*THE REQUEST*
Copy the data below exactly, omitting any picture it contains.

Dataset items:
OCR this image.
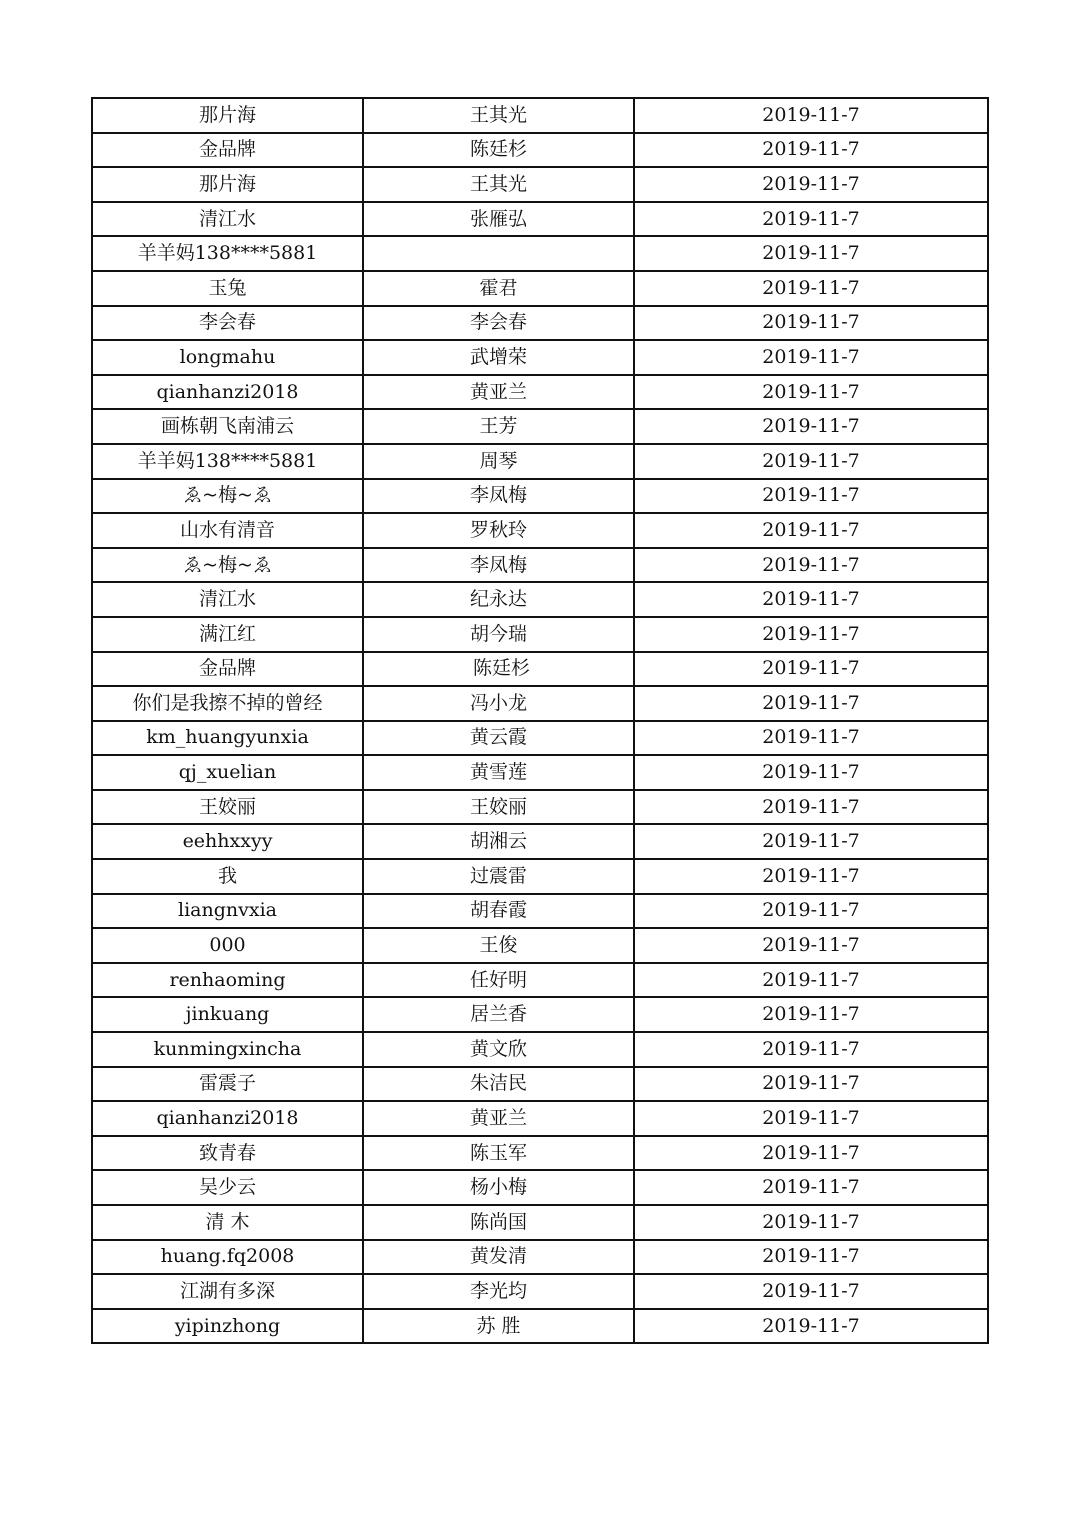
那片海	王其光	2019-11-7
金品牌	陈廷杉	2019-11-7
那片海	王其光	2019-11-7
清江水	张雁弘	2019-11-7
羊羊妈138****5881		2019-11-7
玉兔	霍君	2019-11-7
李会春	李会春	2019-11-7
longmahu	武增荣	2019-11-7
qianhanzi2018	黄亚兰	2019-11-7
画栋朝飞南浦云	王芳	2019-11-7
羊羊妈138****5881	周琴	2019-11-7
ゑ~梅~ゑ	李凤梅	2019-11-7
山水有清音	罗秋玲	2019-11-7
ゑ~梅~ゑ	李凤梅	2019-11-7
清江水	纪永达	2019-11-7
满江红	胡今瑞	2019-11-7
金品牌	陈廷杉	2019-11-7
你们是我擦不掉的曾经	冯小龙	2019-11-7
km_huangyunxia	黄云霞	2019-11-7
qj_xuelian	黄雪莲	2019-11-7
王姣丽	王姣丽	2019-11-7
eehhxxyy	胡湘云	2019-11-7
我	过震雷	2019-11-7
liangnvxia	胡春霞	2019-11-7
000	王俊	2019-11-7
renhaoming	任好明	2019-11-7
jinkuang	居兰香	2019-11-7
kunmingxincha	黄文欣	2019-11-7
雷震子	朱洁民	2019-11-7
qianhanzi2018	黄亚兰	2019-11-7
致青春	陈玉军	2019-11-7
吴少云	杨小梅	2019-11-7
清 木	陈尚国	2019-11-7
huang.fq2008	黄发清	2019-11-7
江湖有多深	李光均	2019-11-7
yipinzhong	苏 胜	2019-11-7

*EXPECTED ANSWER*
OCR this image.
那片海	王其光	2019-11-7
金品牌	陈廷杉	2019-11-7
那片海	王其光	2019-11-7
清江水	张雁弘	2019-11-7
羊羊妈138****5881		2019-11-7
玉兔	霍君	2019-11-7
李会春	李会春	2019-11-7
longmahu	武增荣	2019-11-7
qianhanzi2018	黄亚兰	2019-11-7
画栋朝飞南浦云	王芳	2019-11-7
羊羊妈138****5881	周琴	2019-11-7
ゑ~梅~ゑ	李凤梅	2019-11-7
山水有清音	罗秋玲	2019-11-7
ゑ~梅~ゑ	李凤梅	2019-11-7
清江水	纪永达	2019-11-7
满江红	胡今瑞	2019-11-7
金品牌	陈廷杉	2019-11-7
你们是我擦不掉的曾经	冯小龙	2019-11-7
km_huangyunxia	黄云霞	2019-11-7
qj_xuelian	黄雪莲	2019-11-7
王姣丽	王姣丽	2019-11-7
eehhxxyy	胡湘云	2019-11-7
我	过震雷	2019-11-7
liangnvxia	胡春霞	2019-11-7
000	王俊	2019-11-7
renhaoming	任好明	2019-11-7
jinkuang	居兰香	2019-11-7
kunmingxincha	黄文欣	2019-11-7
雷震子	朱洁民	2019-11-7
qianhanzi2018	黄亚兰	2019-11-7
致青春	陈玉军	2019-11-7
吴少云	杨小梅	2019-11-7
清 木	陈尚国	2019-11-7
huang.fq2008	黄发清	2019-11-7
江湖有多深	李光均	2019-11-7
yipinzhong	苏 胜	2019-11-7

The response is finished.